▶ **Written request**: The lines to transcribe begin with the one containing "Parse this screenshot: output" and end with the last line below; reproduce them exactly, without the pictures.

[Dataset excerpt]
○ ○ ○ ○ ○ ○ ○

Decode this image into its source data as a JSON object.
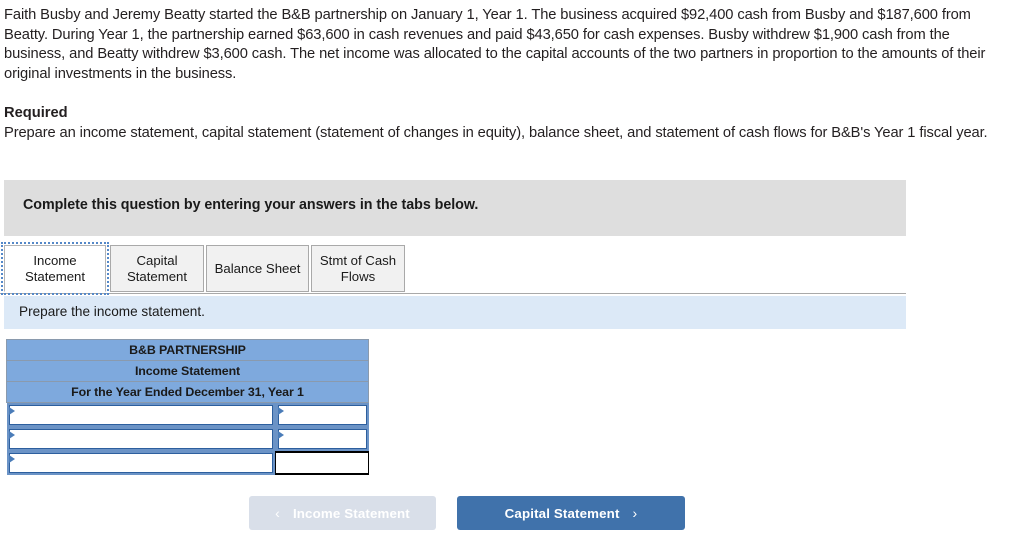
{
  "problem": {
    "paragraph": "Faith Busby and Jeremy Beatty started the B&B partnership on January 1, Year 1. The business acquired $92,400 cash from Busby and $187,600 from Beatty. During Year 1, the partnership earned $63,600 in cash revenues and paid $43,650 for cash expenses. Busby withdrew $1,900 cash from the business, and Beatty withdrew $3,600 cash. The net income was allocated to the capital accounts of the two partners in proportion to the amounts of their original investments in the business.",
    "required_heading": "Required",
    "required_text": "Prepare an income statement, capital statement (statement of changes in equity), balance sheet, and statement of cash flows for B&B's Year 1 fiscal year."
  },
  "instruction_banner": {
    "text": "Complete this question by entering your answers in the tabs below."
  },
  "tabs": [
    {
      "label_line1": "Income",
      "label_line2": "Statement",
      "active": true
    },
    {
      "label_line1": "Capital",
      "label_line2": "Statement",
      "active": false
    },
    {
      "label_line1": "Balance Sheet",
      "label_line2": "",
      "active": false
    },
    {
      "label_line1": "Stmt of Cash",
      "label_line2": "Flows",
      "active": false
    }
  ],
  "subinstruction": {
    "text": "Prepare the income statement."
  },
  "worksheet": {
    "header_rows": [
      "B&B PARTNERSHIP",
      "Income Statement",
      "For the Year Ended December 31, Year 1"
    ],
    "entry_rows": [
      {
        "label_value": "",
        "label_placeholder": "",
        "amount_value": "",
        "amount_placeholder": "",
        "amount_style": "input"
      },
      {
        "label_value": "",
        "label_placeholder": "",
        "amount_value": "",
        "amount_placeholder": "",
        "amount_style": "input"
      },
      {
        "label_value": "",
        "label_placeholder": "",
        "amount_value": "",
        "amount_placeholder": "",
        "amount_style": "total"
      }
    ]
  },
  "navigation": {
    "prev_label": "Income Statement",
    "prev_chevron": "‹",
    "prev_disabled": true,
    "next_label": "Capital Statement",
    "next_chevron": "›"
  },
  "colors": {
    "banner_gray": "#dedede",
    "subinstruction_blue": "#dce9f7",
    "table_header_blue": "#7ea9dd",
    "cell_frame_blue": "#6b93c6",
    "nav_next_blue": "#4072ab",
    "nav_prev_disabled": "#d9dfe9"
  }
}
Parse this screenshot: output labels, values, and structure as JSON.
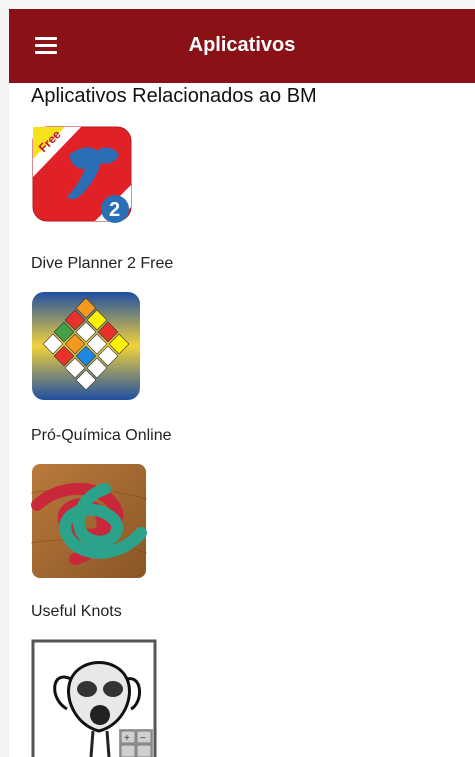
{
  "app_bar": {
    "title": "Aplicativos",
    "menu_icon": "hamburger-menu-icon"
  },
  "section": {
    "heading": "Aplicativos Relacionados ao BM"
  },
  "apps": [
    {
      "name": "Dive Planner 2 Free",
      "icon": "dive-flag-icon",
      "badge": "Free",
      "badge_number": "2"
    },
    {
      "name": "Pró-Química Online",
      "icon": "hazmat-placards-icon"
    },
    {
      "name": "Useful Knots",
      "icon": "knot-icon"
    },
    {
      "name": "",
      "icon": "gas-mask-icon",
      "zoom_plus": "+",
      "zoom_minus": "−"
    }
  ],
  "colors": {
    "appbar": "#8a1116",
    "dive_red": "#e02128",
    "free_badge": "#f5e21b"
  }
}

○ ○ ○ ○ ○ ○ ○

▶ **Answer for this exercise**:
Parse this screenshot: output labels, values, and structure as JSON.
{
  "app_bar": {
    "title": "Aplicativos",
    "menu_icon": "hamburger-menu-icon"
  },
  "section": {
    "heading": "Aplicativos Relacionados ao BM"
  },
  "apps": [
    {
      "name": "Dive Planner 2 Free",
      "icon": "dive-flag-icon",
      "badge": "Free",
      "badge_number": "2"
    },
    {
      "name": "Pró-Química Online",
      "icon": "hazmat-placards-icon"
    },
    {
      "name": "Useful Knots",
      "icon": "knot-icon"
    },
    {
      "name": "",
      "icon": "gas-mask-icon",
      "zoom_plus": "+",
      "zoom_minus": "−"
    }
  ],
  "colors": {
    "appbar": "#8a1116",
    "dive_red": "#e02128",
    "free_badge": "#f5e21b"
  }
}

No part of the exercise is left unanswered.